→ **Information given**:
[START]

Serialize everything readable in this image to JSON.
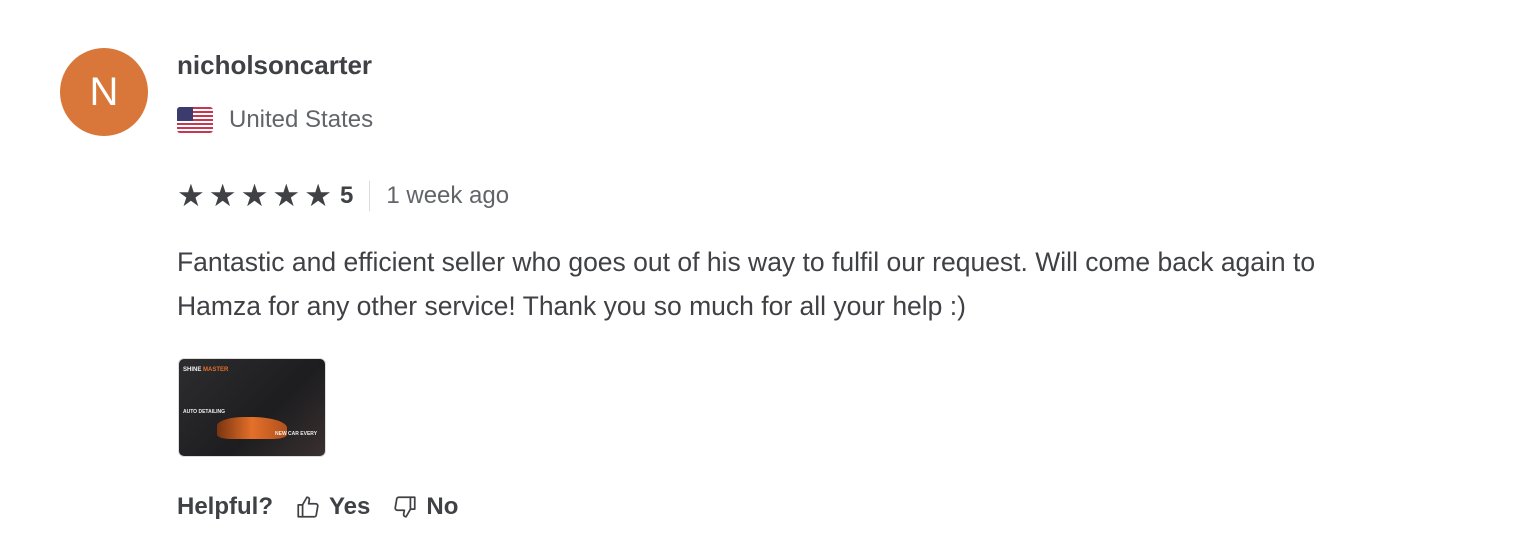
{
  "review": {
    "avatar_letter": "N",
    "avatar_color": "#d9773a",
    "username": "nicholsoncarter",
    "country": "United States",
    "flag_icon": "us-flag-icon",
    "rating": 5,
    "rating_label": "5",
    "time": "1 week ago",
    "text": "Fantastic and efficient seller who goes out of his way to fulfil our request. Will come back again to Hamza for any other service! Thank you so much for all your help :)",
    "attachment": {
      "title_white": "SHINE ",
      "title_orange": "MASTER",
      "subtitle": "AUTO DETAILING",
      "banner": "NEW CAR EVERY"
    }
  },
  "helpful": {
    "label": "Helpful?",
    "yes": "Yes",
    "no": "No"
  }
}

[END]

→ **Task**:
Omit all pictures while transcribing the entries verbatim.

→ **Answer to the exercise**:
Serialize everything readable in this image to JSON.
{
  "review": {
    "avatar_letter": "N",
    "avatar_color": "#d9773a",
    "username": "nicholsoncarter",
    "country": "United States",
    "flag_icon": "us-flag-icon",
    "rating": 5,
    "rating_label": "5",
    "time": "1 week ago",
    "text": "Fantastic and efficient seller who goes out of his way to fulfil our request. Will come back again to Hamza for any other service! Thank you so much for all your help :)",
    "attachment": {
      "title_white": "SHINE ",
      "title_orange": "MASTER",
      "subtitle": "AUTO DETAILING",
      "banner": "NEW CAR EVERY"
    }
  },
  "helpful": {
    "label": "Helpful?",
    "yes": "Yes",
    "no": "No"
  }
}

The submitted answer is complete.